───── DOCUMENT EXTRACT ─────
Some monitors are being auto-disabled
Incident Report for Axiom
Postmortem

Incident and immediate action (Jan 25, 2024): Query service degradation was detected and resolved within the same evening; service restored by 2213 UTC.

Investigation and secondary impact (Jan 26-30, 2024): Uncovered and fixed an issue where 84 organizations had monitors auto-disabled due to the service degradation.

Resolution and follow-up: Deployed fixes to prevent auto-disabling of monitors from query failures, addressed root cause that triggered query degradation and enhanced monitoring for such incidents; all affected customers were notified and monitors re-enabled.

Timeline

All times are in UTC starting on January 25, 2024.

January 25, 2024

1921 - Uplift in query error rates detected

Our monitoring systems flag an uplift in query error rates, which is acknowledged with no further action required.

2104 - Degradation to query service detected

Our monitoring systems alert on a more significant spike in query error rates, which is acknowledged and escalated for incident investigation. Axiom’s status page is updated to reflect the investigation.
───── GIVEN ENTRIES ─────
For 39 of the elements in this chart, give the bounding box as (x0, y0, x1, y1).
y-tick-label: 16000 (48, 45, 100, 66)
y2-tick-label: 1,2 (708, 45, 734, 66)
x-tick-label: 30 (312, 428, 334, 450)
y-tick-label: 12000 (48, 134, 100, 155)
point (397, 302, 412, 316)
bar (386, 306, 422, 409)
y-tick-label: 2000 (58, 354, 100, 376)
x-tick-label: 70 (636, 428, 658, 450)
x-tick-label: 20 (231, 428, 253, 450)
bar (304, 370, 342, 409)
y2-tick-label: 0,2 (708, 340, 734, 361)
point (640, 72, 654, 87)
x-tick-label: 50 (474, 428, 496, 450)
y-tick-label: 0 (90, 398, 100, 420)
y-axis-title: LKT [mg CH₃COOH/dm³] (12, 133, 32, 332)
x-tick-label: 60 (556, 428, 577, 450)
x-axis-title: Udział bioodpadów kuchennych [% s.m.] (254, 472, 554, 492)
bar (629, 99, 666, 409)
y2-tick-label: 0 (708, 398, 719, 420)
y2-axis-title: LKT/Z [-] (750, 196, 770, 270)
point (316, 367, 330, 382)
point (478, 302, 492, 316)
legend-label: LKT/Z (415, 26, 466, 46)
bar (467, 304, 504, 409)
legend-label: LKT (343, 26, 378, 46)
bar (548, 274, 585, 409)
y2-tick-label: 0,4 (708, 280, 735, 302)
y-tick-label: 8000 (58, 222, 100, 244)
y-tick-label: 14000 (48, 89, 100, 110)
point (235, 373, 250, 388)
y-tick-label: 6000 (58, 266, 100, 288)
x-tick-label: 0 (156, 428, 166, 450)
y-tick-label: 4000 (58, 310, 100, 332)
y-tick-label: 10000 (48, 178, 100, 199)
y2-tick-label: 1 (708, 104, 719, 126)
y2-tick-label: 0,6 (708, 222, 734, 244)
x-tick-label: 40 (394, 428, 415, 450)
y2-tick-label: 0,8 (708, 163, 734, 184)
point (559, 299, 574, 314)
─────
### REQUIRED ACTIONS
1. List the labels that open the three paragraphs of the Axiom incident postmortem's summary, before the timeline, leaving out any dates in parentheses.
2. Extend the timeline of the Axiom incident postmortem, picking up after its last entry.

### RESULTS IN ORDER
1.
Incident and immediate action
Investigation and secondary impact
Resolution and follow-up

2.
2148 - Query service is restarted

With queries starting to fail consistently for customers, our infrastructure team restart Axiom’s query runners, which quickly shows positive signs of service restoration.

2213 - Known incident is marked resolved

Our monitoring systems show query service has returned to its healthy state, so the known incident is marked as resolved. Work starts to understand root cause of query service degradation to avoid repeated behavior.

January 26, 2024

0815 - Team identify potential impact to monitor service

Our team recognise that query service degradation might have inadvertently disabled some monitors for customers, prompting investigation.

1010 - Cause of disabled monitors is understood and fix begins

Upon investigation, our team discover that a feature designed to auto-disable monitors in cases like schema changes rendering a monitor configuration invalid can trigger also during incidents. Work begins to narrow the conditions under which this disabled state is applied.

1015 - Customer report received

Our team receives a report through Slack Connect from a customer who had seen three monitors placed in an auto-disabled state unexpectedly, with emails from Axiom having notified their team.

1447 - Monitors are re-enabled

Our team run a script to re-enable monitors that had been auto-disabled during the incident.

January 29, 2024 1127 - Metrics indicate higher numbers of auto-disabled monitors since Friday

We begin investigation into whether this is related to the incident from last week.

1425 - Remediation for disabling of monitors is deployed

After identifying stochastic process which continues to trigger auto-disabling of monitors, our team adjusts system configurations to reduce the likelihood of this occurring whilst a fix is being implemented.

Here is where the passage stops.